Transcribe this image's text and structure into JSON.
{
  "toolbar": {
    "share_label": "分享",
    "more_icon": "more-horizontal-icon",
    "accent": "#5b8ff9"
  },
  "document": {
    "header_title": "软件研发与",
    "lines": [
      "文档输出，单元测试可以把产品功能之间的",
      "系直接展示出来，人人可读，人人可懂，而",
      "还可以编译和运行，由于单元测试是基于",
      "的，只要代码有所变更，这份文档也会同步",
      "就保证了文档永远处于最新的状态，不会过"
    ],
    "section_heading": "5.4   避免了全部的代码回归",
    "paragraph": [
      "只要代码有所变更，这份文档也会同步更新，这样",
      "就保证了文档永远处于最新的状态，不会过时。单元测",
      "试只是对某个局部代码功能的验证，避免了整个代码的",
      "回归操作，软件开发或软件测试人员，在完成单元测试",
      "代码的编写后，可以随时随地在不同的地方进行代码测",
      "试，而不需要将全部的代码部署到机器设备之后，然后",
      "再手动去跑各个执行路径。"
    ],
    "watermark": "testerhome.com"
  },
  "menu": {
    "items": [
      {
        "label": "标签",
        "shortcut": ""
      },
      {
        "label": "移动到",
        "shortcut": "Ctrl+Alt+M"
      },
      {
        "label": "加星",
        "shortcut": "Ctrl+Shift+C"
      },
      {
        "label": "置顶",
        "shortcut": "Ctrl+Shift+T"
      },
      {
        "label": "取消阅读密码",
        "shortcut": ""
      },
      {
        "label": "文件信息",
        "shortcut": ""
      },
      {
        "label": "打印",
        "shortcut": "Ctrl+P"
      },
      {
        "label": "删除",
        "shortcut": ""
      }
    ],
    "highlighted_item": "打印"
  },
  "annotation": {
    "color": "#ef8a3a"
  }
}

§ Given exercise:
Copy each line of the data that contains the word "就保证了文档永远处于最新的状态".

§ In response:
      "就保证了文档永远处于最新的状态，不会过"
      "就保证了文档永远处于最新的状态，不会过时。单元测",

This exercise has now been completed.